[Dataset items]
════════════════
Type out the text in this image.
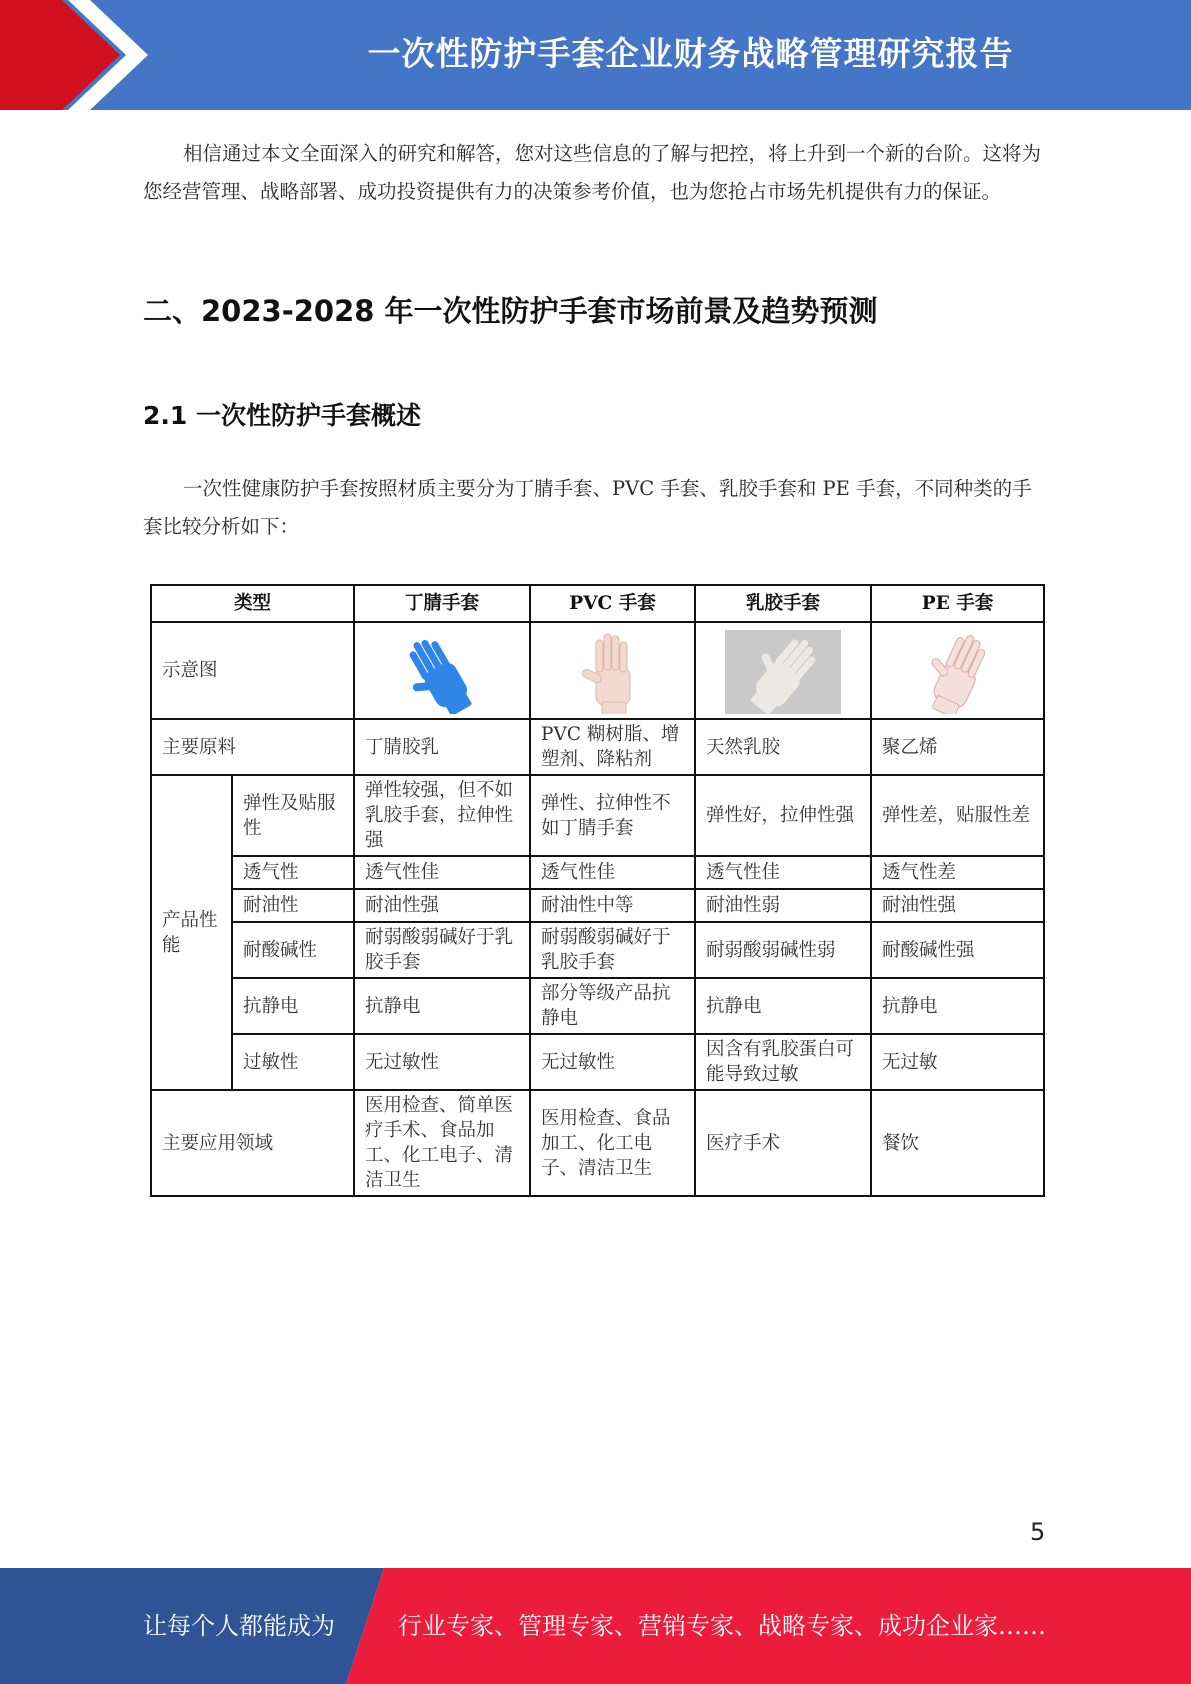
一次性防护手套企业财务战略管理研究报告

相信通过本文全面深入的研究和解答，您对这些信息的了解与把控，将上升到一个新的台阶。这将为您经营管理、战略部署、成功投资提供有力的决策参考价值，也为您抢占市场先机提供有力的保证。

二、2023-2028 年一次性防护手套市场前景及趋势预测
2.1 一次性防护手套概述

一次性健康防护手套按照材质主要分为丁腈手套、PVC 手套、乳胶手套和 PE 手套，不同种类的手套比较分析如下：

类型		丁腈手套	PVC 手套	乳胶手套	PE 手套
示意图	

主要原料		丁腈胶乳	PVC 糊树脂、增塑剂、降粘剂	天然乳胶	聚乙烯
产品性能	弹性及贴服性	弹性较强，但不如乳胶手套，拉伸性强	弹性、拉伸性不如丁腈手套	弹性好，拉伸性强	弹性差，贴服性差
	透气性	透气性佳	透气性佳	透气性佳	透气性差
	耐油性	耐油性强	耐油性中等	耐油性弱	耐油性强
	耐酸碱性	耐弱酸弱碱好于乳胶手套	耐弱酸弱碱好于乳胶手套	耐弱酸弱碱性弱	耐酸碱性强
	抗静电	抗静电	部分等级产品抗静电	抗静电	抗静电
	过敏性	无过敏性	无过敏性	因含有乳胶蛋白可能导致过敏	无过敏
主要应用领域		医用检查、简单医疗手术、食品加工、化工电子、清洁卫生	医用检查、食品加工、化工电子、清洁卫生	医疗手术	餐饮
5
让每个人都能成为	行业专家、管理专家、营销专家、战略专家、成功企业家……
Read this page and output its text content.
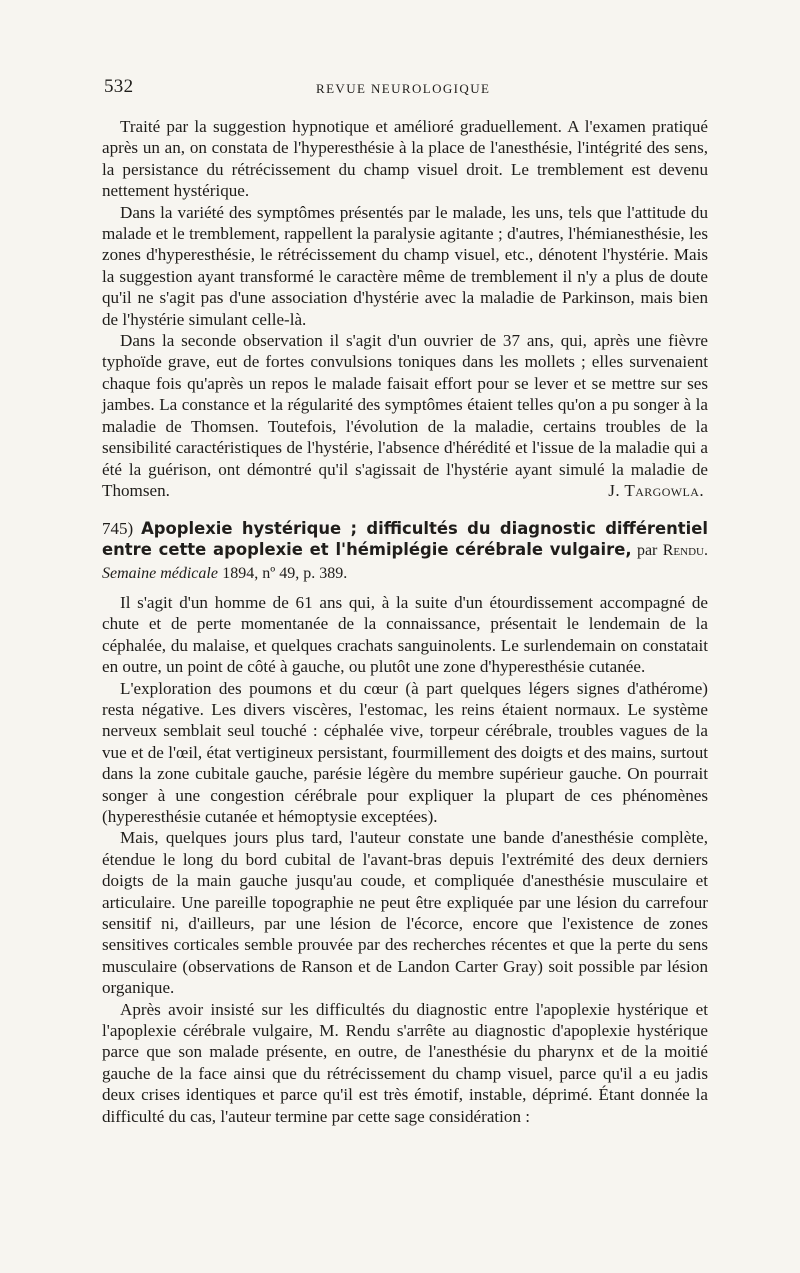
532	REVUE NEUROLOGIQUE

Traité par la suggestion hypnotique et amélioré graduellement. A l'examen pratiqué après un an, on constata de l'hyperesthésie à la place de l'anesthésie, l'intégrité des sens, la persistance du rétrécissement du champ visuel droit. Le tremblement est devenu nettement hystérique.

Dans la variété des symptômes présentés par le malade, les uns, tels que l'attitude du malade et le tremblement, rappellent la paralysie agitante ; d'autres, l'hémianesthésie, les zones d'hyperesthésie, le rétrécissement du champ visuel, etc., dénotent l'hystérie. Mais la suggestion ayant transformé le caractère même de tremblement il n'y a plus de doute qu'il ne s'agit pas d'une association d'hystérie avec la maladie de Parkinson, mais bien de l'hystérie simulant celle-là.

Dans la seconde observation il s'agit d'un ouvrier de 37 ans, qui, après une fièvre typhoïde grave, eut de fortes convulsions toniques dans les mollets ; elles survenaient chaque fois qu'après un repos le malade faisait effort pour se lever et se mettre sur ses jambes. La constance et la régularité des symptômes étaient telles qu'on a pu songer à la maladie de Thomsen. Toutefois, l'évolution de la maladie, certains troubles de la sensibilité caractéristiques de l'hystérie, l'absence d'hérédité et l'issue de la maladie qui a été la guérison, ont démontré qu'il s'agissait de l'hystérie ayant simulé la maladie de Thomsen.	J. Targowla.

745) Apoplexie hystérique ; difficultés du diagnostic différentiel entre cette apoplexie et l'hémiplégie cérébrale vulgaire, par Rendu. Semaine médicale 1894, nº 49, p. 389.

Il s'agit d'un homme de 61 ans qui, à la suite d'un étourdissement accompagné de chute et de perte momentanée de la connaissance, présentait le lendemain de la céphalée, du malaise, et quelques crachats sanguinolents. Le surlendemain on constatait en outre, un point de côté à gauche, ou plutôt une zone d'hyperesthésie cutanée.

L'exploration des poumons et du cœur (à part quelques légers signes d'athérome) resta négative. Les divers viscères, l'estomac, les reins étaient normaux. Le système nerveux semblait seul touché : céphalée vive, torpeur cérébrale, troubles vagues de la vue et de l'œil, état vertigineux persistant, fourmillement des doigts et des mains, surtout dans la zone cubitale gauche, parésie légère du membre supérieur gauche. On pourrait songer à une congestion cérébrale pour expliquer la plupart de ces phénomènes (hyperesthésie cutanée et hémoptysie exceptées).

Mais, quelques jours plus tard, l'auteur constate une bande d'anesthésie complète, étendue le long du bord cubital de l'avant-bras depuis l'extrémité des deux derniers doigts de la main gauche jusqu'au coude, et compliquée d'anesthésie musculaire et articulaire. Une pareille topographie ne peut être expliquée par une lésion du carrefour sensitif ni, d'ailleurs, par une lésion de l'écorce, encore que l'existence de zones sensitives corticales semble prouvée par des recherches récentes et que la perte du sens musculaire (observations de Ranson et de Landon Carter Gray) soit possible par lésion organique.

Après avoir insisté sur les difficultés du diagnostic entre l'apoplexie hystérique et l'apoplexie cérébrale vulgaire, M. Rendu s'arrête au diagnostic d'apoplexie hystérique parce que son malade présente, en outre, de l'anesthésie du pharynx et de la moitié gauche de la face ainsi que du rétrécissement du champ visuel, parce qu'il a eu jadis deux crises identiques et parce qu'il est très émotif, instable, déprimé. Étant donnée la difficulté du cas, l'auteur termine par cette sage considération :
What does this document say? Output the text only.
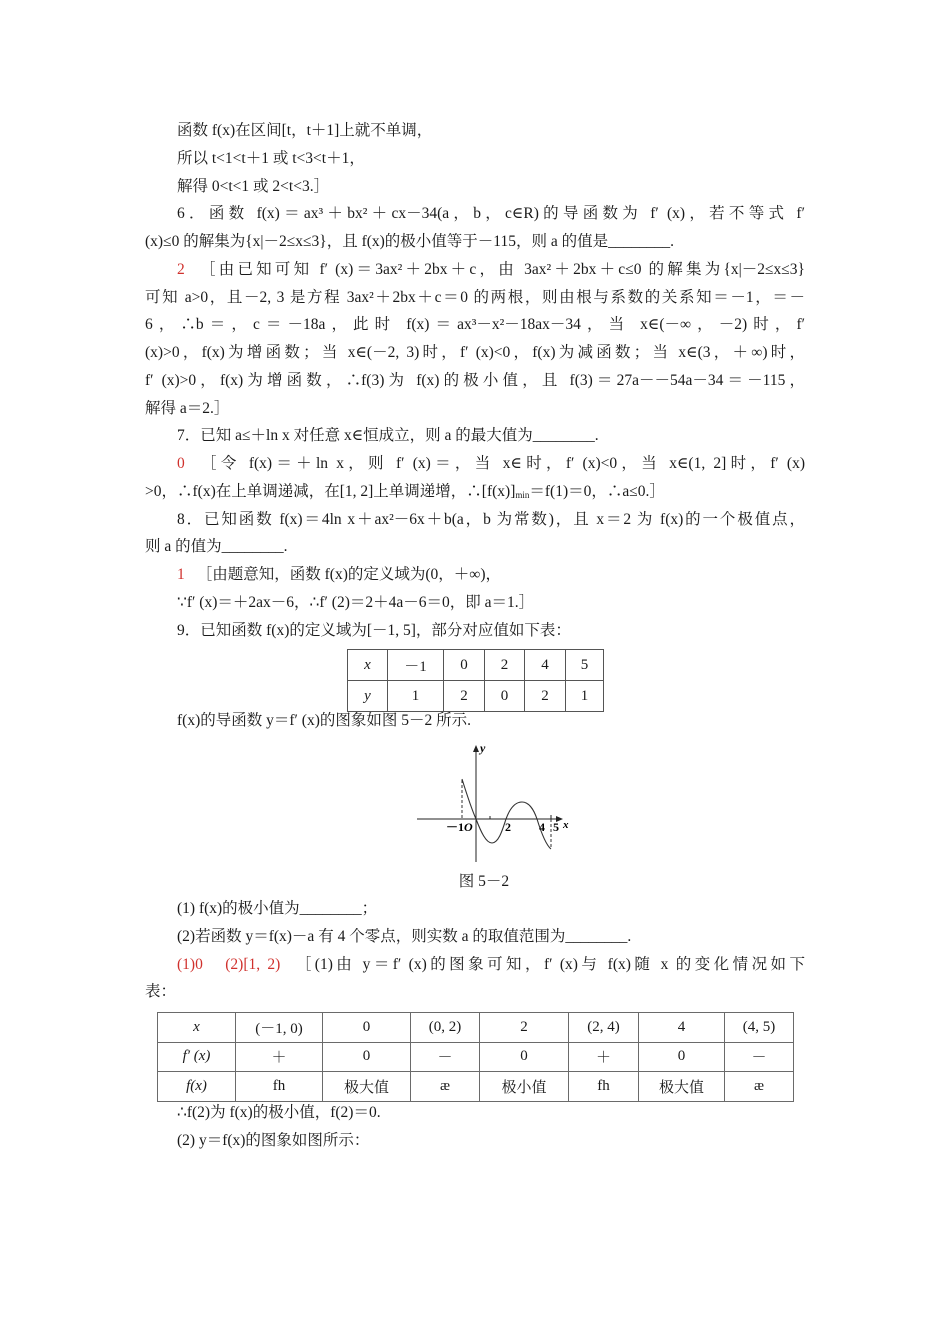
函数 f(x)在区间[t，t＋1]上就不单调，
所以 t<1<t＋1 或 t<3<t＋1，
解得 0<t<1 或 2<t<3.］
6．函数 f(x)＝ax³＋bx²＋cx－34(a，b，c∈R)的导函数为 f′ (x)，若不等式 f′
(x)≤0 的解集为{x|－2≤x≤3}，且 f(x)的极小值等于－115，则 a 的值是________.
2 ［由已知可知 f′ (x)＝3ax²＋2bx＋c，由 3ax²＋2bx＋c≤0 的解集为{x|－2≤x≤3}
可知 a>0，且－2, 3 是方程 3ax²＋2bx＋c＝0 的两根，则由根与系数的关系知＝－1，＝－
6，∴b＝，c＝－18a，此时 f(x)＝ax³－x²－18ax－34，当 x∈(－∞，－2)时，f′
(x)>0，f(x)为增函数；当 x∈(－2, 3)时，f′ (x)<0，f(x)为减函数；当 x∈(3，＋∞)时，
f′ (x)>0，f(x)为增函数，∴f(3)为 f(x)的极小值，且 f(3)＝27a－－54a－34＝－115，
解得 a＝2.］
7．已知 a≤＋ln x 对任意 x∈恒成立，则 a 的最大值为________.
0 ［令 f(x)＝＋ln x，则 f′ (x)＝，当 x∈时，f′ (x)<0，当 x∈(1, 2]时，f′ (x)
>0，∴f(x)在上单调递减，在[1, 2]上单调递增，$\therefore[f(x)]_{min}=f(1)=0$，∴a≤0.］
8．已知函数 f(x)＝4ln x＋ax²－6x＋b(a，b 为常数)，且 x＝2 为 f(x)的一个极值点，
则 a 的值为________.
1 ［由题意知，函数 f(x)的定义域为(0，＋∞)，
∵f′ (x)＝＋2ax－6，∴f′ (2)＝2＋4a－6＝0，即 a＝1.］
9．已知函数 f(x)的定义域为[－1, 5]，部分对应值如下表：
x	－1	0	2	4	5
y	1	2	0	2	1
f(x)的导函数 y＝f′ (x)的图象如图 5－2 所示.
y
x
－1 O	2 4 5
图 5－2
(1) f(x)的极小值为________；
(2)若函数 y＝f(x)－a 有 4 个零点，则实数 a 的取值范围为________.
(1)0　(2)[1, 2) ［(1)由 y＝f′ (x)的图象可知，f′ (x)与 f(x)随 x 的变化情况如下
表：
x	(－1, 0)	0	(0, 2)	2	(2, 4)	4	(4, 5)
f′ (x)	＋	0	－	0	＋	0	－
f(x)	fh	极大值	æ	极小值	fh	极大值	æ
∴f(2)为 f(x)的极小值，f(2)＝0.
(2) y＝f(x)的图象如图所示：
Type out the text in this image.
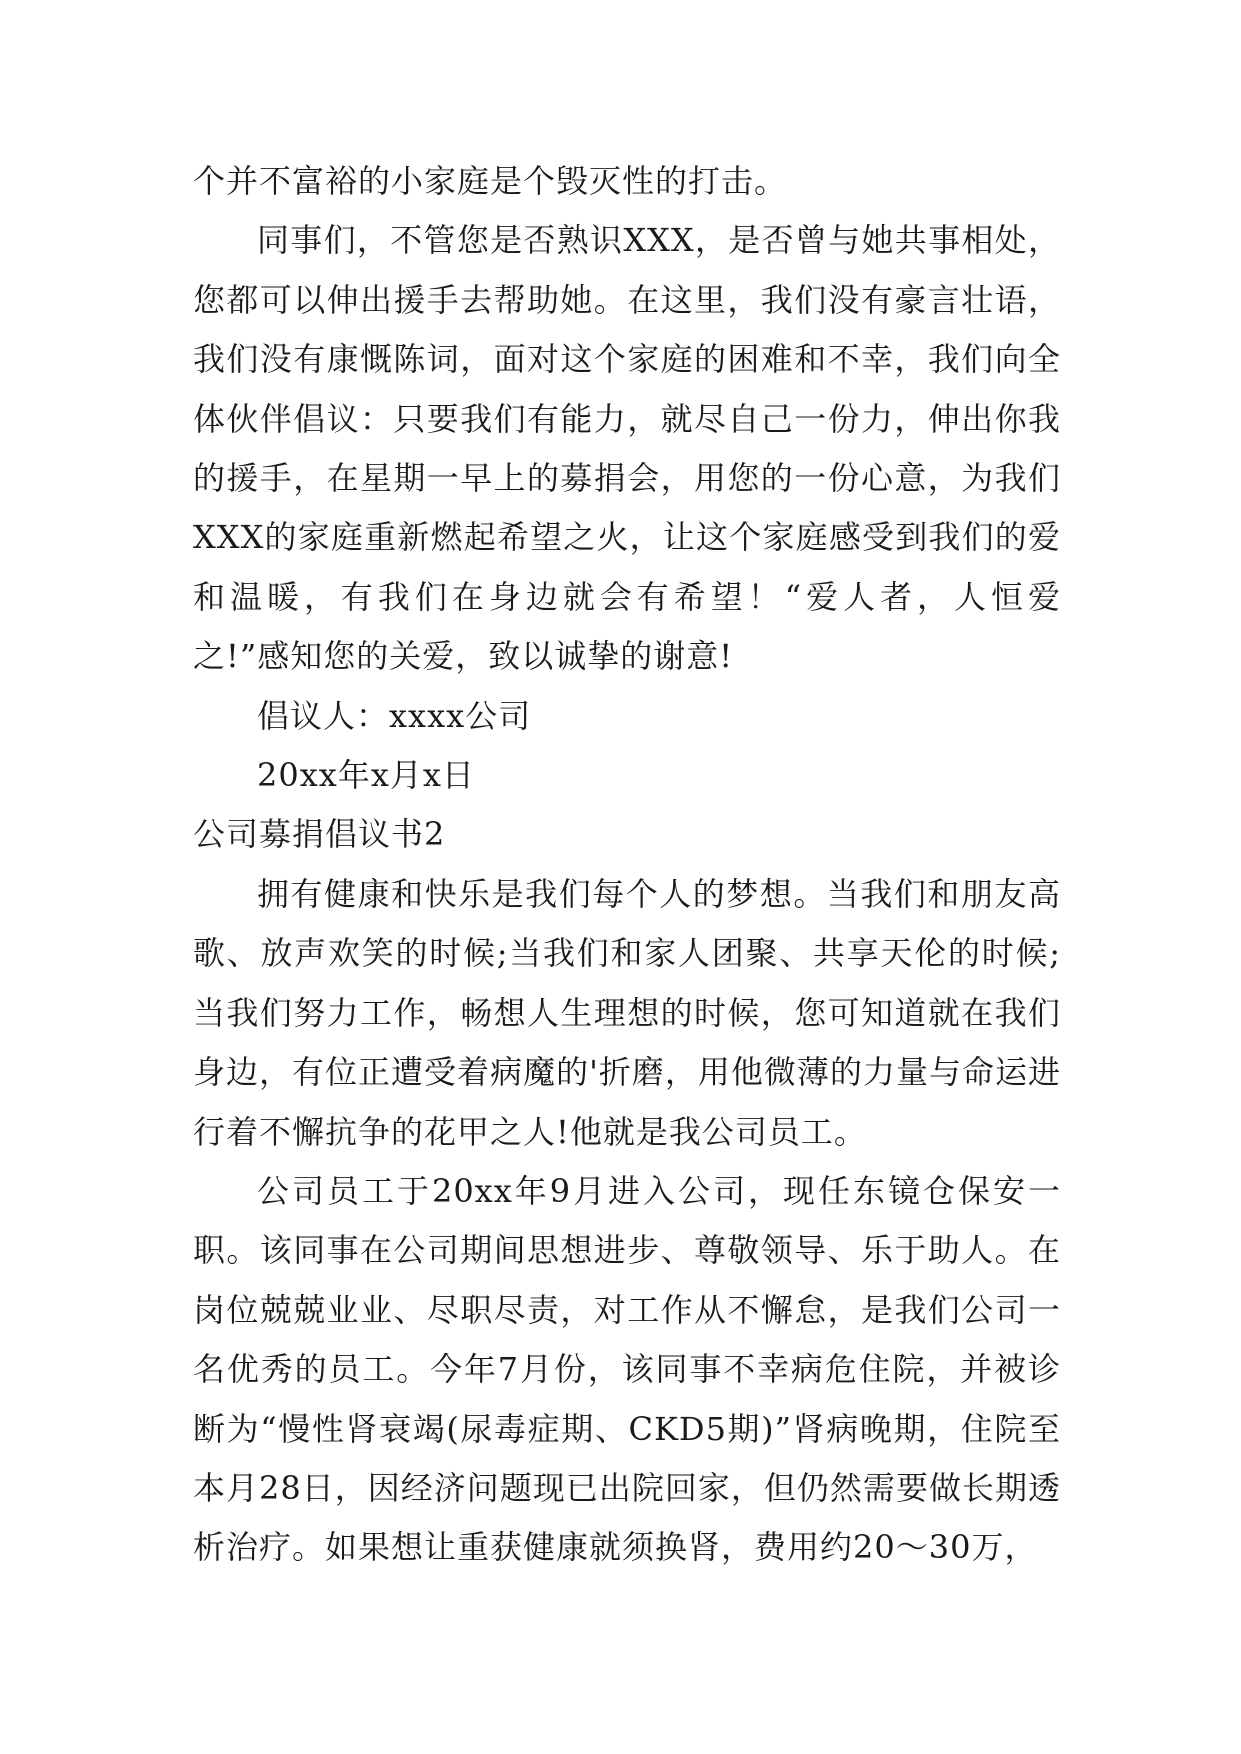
个并不富裕的小家庭是个毁灭性的打击。

同事们，不管您是否熟识XXX，是否曾与她共事相处，您都可以伸出援手去帮助她。在这里，我们没有豪言壮语，我们没有康慨陈词，面对这个家庭的困难和不幸，我们向全体伙伴倡议：只要我们有能力，就尽自己一份力，伸出你我的援手，在星期一早上的募捐会，用您的一份心意，为我们XXX的家庭重新燃起希望之火，让这个家庭感受到我们的爱和温暖，有我们在身边就会有希望！“爱人者，人恒爱之!”感知您的关爱，致以诚挚的谢意!

倡议人：xxxx公司

20xx年x月x日

公司募捐倡议书2

拥有健康和快乐是我们每个人的梦想。当我们和朋友高歌、放声欢笑的时候;当我们和家人团聚、共享天伦的时候;当我们努力工作，畅想人生理想的时候，您可知道就在我们身边，有位正遭受着病魔的'折磨，用他微薄的力量与命运进行着不懈抗争的花甲之人!他就是我公司员工。

公司员工于20xx年9月进入公司，现任东镜仓保安一职。该同事在公司期间思想进步、尊敬领导、乐于助人。在岗位兢兢业业、尽职尽责，对工作从不懈怠，是我们公司一名优秀的员工。今年7月份，该同事不幸病危住院，并被诊断为“慢性肾衰竭(尿毒症期、CKD5期)”肾病晚期，住院至本月28日，因经济问题现已出院回家，但仍然需要做长期透析治疗。如果想让重获健康就须换肾，费用约20～30万，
════════════════
What needs to be done ▸
Select and copy every line from the records that includes the word "cutanée".

Answer to this exercise ▸
Il s'agit d'un homme de 61 ans qui, à la suite d'un étourdissement accompagné de chute et de perte momentanée de la connaissance, présentait le lendemain de la céphalée, du malaise, et quelques crachats sanguinolents. Le surlendemain on constatait en outre, un point de côté à gauche, ou plutôt une zone d'hyperesthésie cutanée.
L'exploration des poumons et du cœur (à part quelques légers signes d'athérome) resta négative. Les divers viscères, l'estomac, les reins étaient normaux. Le système nerveux semblait seul touché : céphalée vive, torpeur cérébrale, troubles vagues de la vue et de l'œil, état vertigineux persistant, fourmillement des doigts et des mains, surtout dans la zone cubitale gauche, parésie légère du membre supérieur gauche. On pourrait songer à une congestion cérébrale pour expliquer la plupart de ces phénomènes (hyperesthésie cutanée et hémoptysie exceptées).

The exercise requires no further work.